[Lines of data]
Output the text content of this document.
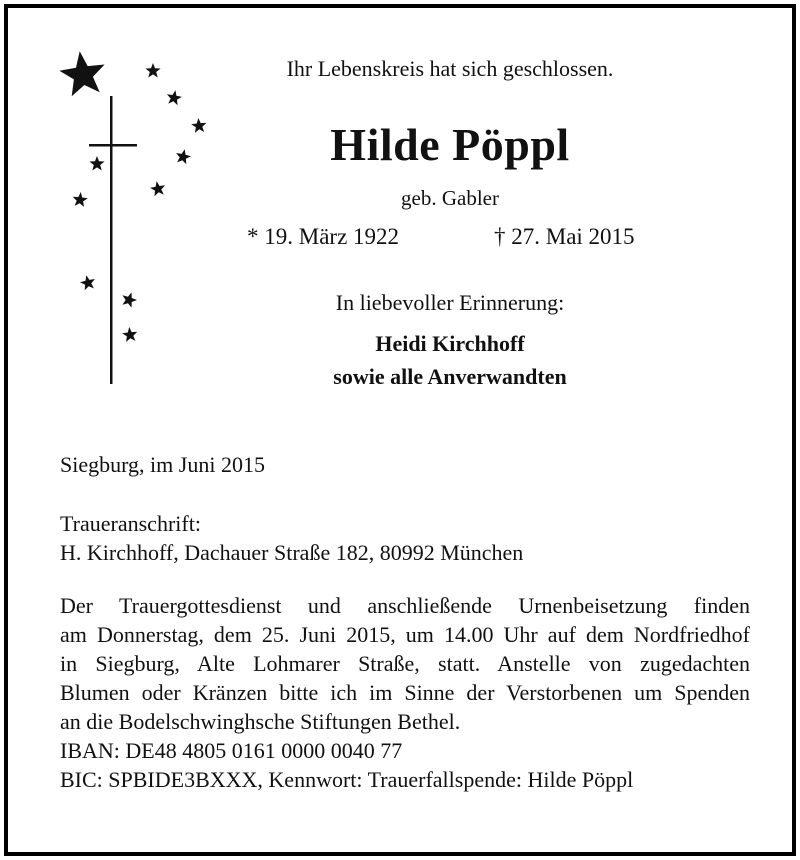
Ihr Lebenskreis hat sich geschlossen.
Hilde Pöppl
geb. Gabler
* 19. März 1922	† 27. Mai 2015
In liebevoller Erinnerung:
Heidi Kirchhoff
sowie alle Anverwandten
Siegburg, im Juni 2015
Traueranschrift:
H. Kirchhoff, Dachauer Straße 182, 80992 München
Der Trauergottesdienst und anschließende Urnenbeisetzung finden
am Donnerstag, dem 25. Juni 2015, um 14.00 Uhr auf dem Nordfriedhof
in Siegburg, Alte Lohmarer Straße, statt. Anstelle von zugedachten
Blumen oder Kränzen bitte ich im Sinne der Verstorbenen um Spenden
an die Bodelschwinghsche Stiftungen Bethel.
IBAN: DE48 4805 0161 0000 0040 77
BIC: SPBIDE3BXXX, Kennwort: Trauerfallspende: Hilde Pöppl
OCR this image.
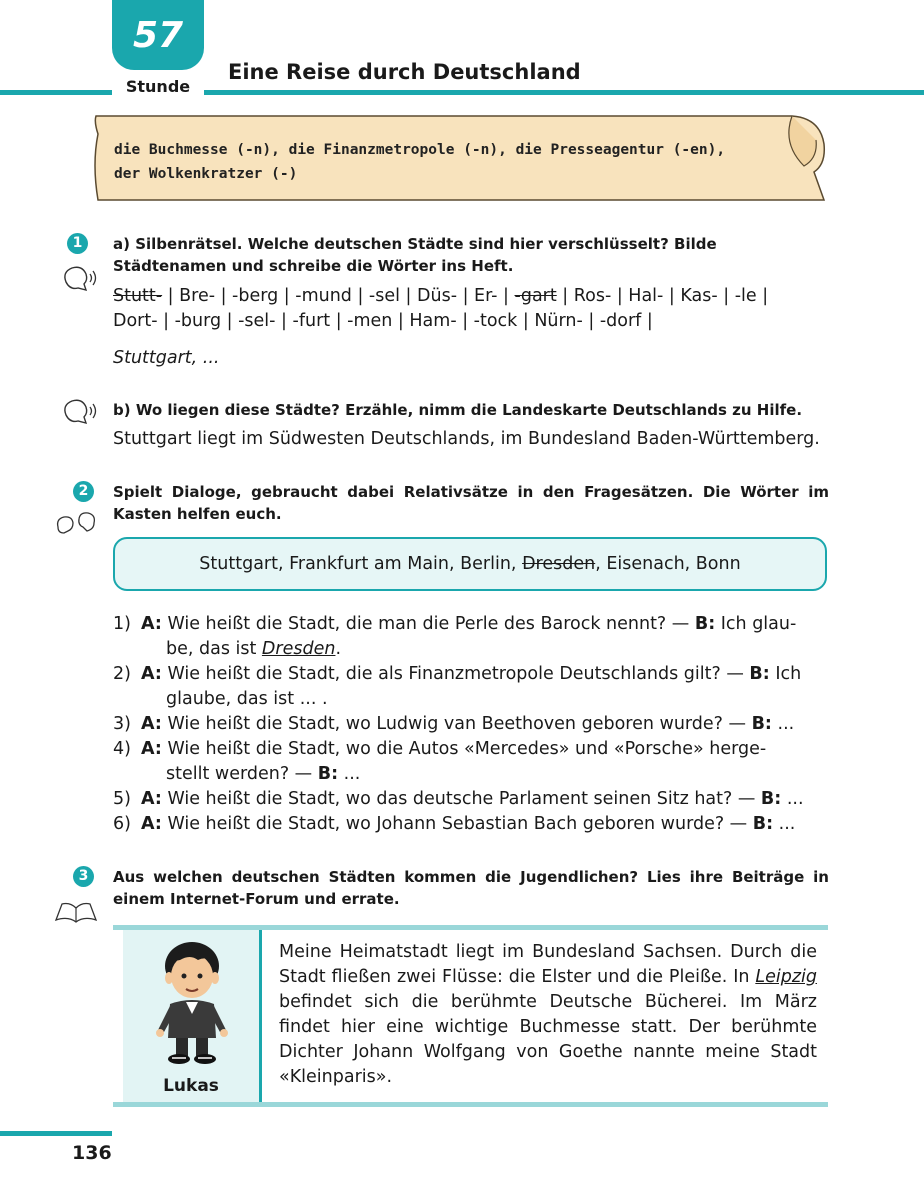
57
Stunde
Eine Reise durch Deutschland
die Buchmesse (-n), die Finanzmetropole (-n), die Presseagentur (-en),
der Wolkenkratzer (-)
1	a) Silbenrätsel. Welche deutschen Städte sind hier verschlüsselt? Bilde Städtenamen und schreibe die Wörter ins Heft.
Stutt- | Bre- | -berg | -mund | -sel | Düs- | Er- | -gart | Ros- | Hal- | Kas- | -le |
Dort- | -burg | -sel- | -furt | -men | Ham- | -tock | Nürn- | -dorf |
Stuttgart, ...
b) Wo liegen diese Städte? Erzähle, nimm die Landeskarte Deutschlands zu Hilfe.
Stuttgart liegt im Südwesten Deutschlands, im Bundesland Baden-Württemberg.
2	Spielt Dialoge, gebraucht dabei Relativsätze in den Fragesätzen. Die Wörter im Kasten helfen euch.
Stuttgart, Frankfurt am Main, Berlin, Dresden, Eisenach, Bonn
1) A: Wie heißt die Stadt, die man die Perle des Barock nennt? — B: Ich glau-
be, das ist Dresden.
2) A: Wie heißt die Stadt, die als Finanzmetropole Deutschlands gilt? — B: Ich
glaube, das ist ... .
3) A: Wie heißt die Stadt, wo Ludwig van Beethoven geboren wurde? — B: ...
4) A: Wie heißt die Stadt, wo die Autos «Mercedes» und «Porsche» herge-
stellt werden? — B: ...
5) A: Wie heißt die Stadt, wo das deutsche Parlament seinen Sitz hat? — B: ...
6) A: Wie heißt die Stadt, wo Johann Sebastian Bach geboren wurde? — B: ...
3	Aus welchen deutschen Städten kommen die Jugendlichen? Lies ihre Beiträge in einem Internet-Forum und errate.
Lukas
Meine Heimatstadt liegt im Bundesland Sachsen. Durch die Stadt fließen zwei Flüsse: die Elster und die Pleiße. In Leipzig befindet sich die berühmte Deutsche Bücherei. Im März findet hier eine wichtige Buchmesse statt. Der berühmte Dichter Johann Wolfgang von Goethe nannte meine Stadt «Kleinparis».
136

• Goal:
Every line above should be returned exactly; the pictures stay out.

• Output of the task:
Output the text content of this document.
Ihr Lebenskreis hat sich geschlossen.
Hilde Pöppl
geb. Gabler
* 19. März 1922	† 27. Mai 2015
In liebevoller Erinnerung:
Heidi Kirchhoff
sowie alle Anverwandten
Siegburg, im Juni 2015
Traueranschrift:
H. Kirchhoff, Dachauer Straße 182, 80992 München
Der Trauergottesdienst und anschließende Urnenbeisetzung finden
am Donnerstag, dem 25. Juni 2015, um 14.00 Uhr auf dem Nordfriedhof
in Siegburg, Alte Lohmarer Straße, statt. Anstelle von zugedachten
Blumen oder Kränzen bitte ich im Sinne der Verstorbenen um Spenden
an die Bodelschwinghsche Stiftungen Bethel.
IBAN: DE48 4805 0161 0000 0040 77
BIC: SPBIDE3BXXX, Kennwort: Trauerfallspende: Hilde Pöppl
OCR this image.
57
Stunde
Eine Reise durch Deutschland
die Buchmesse (-n), die Finanzmetropole (-n), die Presseagentur (-en),
der Wolkenkratzer (-)
1	a) Silbenrätsel. Welche deutschen Städte sind hier verschlüsselt? Bilde Städtenamen und schreibe die Wörter ins Heft.
Stutt- | Bre- | -berg | -mund | -sel | Düs- | Er- | -gart | Ros- | Hal- | Kas- | -le |
Dort- | -burg | -sel- | -furt | -men | Ham- | -tock | Nürn- | -dorf |
Stuttgart, ...
b) Wo liegen diese Städte? Erzähle, nimm die Landeskarte Deutschlands zu Hilfe.
Stuttgart liegt im Südwesten Deutschlands, im Bundesland Baden-Württemberg.
2	Spielt Dialoge, gebraucht dabei Relativsätze in den Fragesätzen. Die Wörter im Kasten helfen euch.
Stuttgart, Frankfurt am Main, Berlin, Dresden, Eisenach, Bonn
1) A: Wie heißt die Stadt, die man die Perle des Barock nennt? — B: Ich glau-
be, das ist Dresden.
2) A: Wie heißt die Stadt, die als Finanzmetropole Deutschlands gilt? — B: Ich
glaube, das ist ... .
3) A: Wie heißt die Stadt, wo Ludwig van Beethoven geboren wurde? — B: ...
4) A: Wie heißt die Stadt, wo die Autos «Mercedes» und «Porsche» herge-
stellt werden? — B: ...
5) A: Wie heißt die Stadt, wo das deutsche Parlament seinen Sitz hat? — B: ...
6) A: Wie heißt die Stadt, wo Johann Sebastian Bach geboren wurde? — B: ...
3	Aus welchen deutschen Städten kommen die Jugendlichen? Lies ihre Beiträge in einem Internet-Forum und errate.
Lukas
Meine Heimatstadt liegt im Bundesland Sachsen. Durch die Stadt fließen zwei Flüsse: die Elster und die Pleiße. In Leipzig befindet sich die berühmte Deutsche Bücherei. Im März findet hier eine wichtige Buchmesse statt. Der berühmte Dichter Johann Wolfgang von Goethe nannte meine Stadt «Kleinparis».
136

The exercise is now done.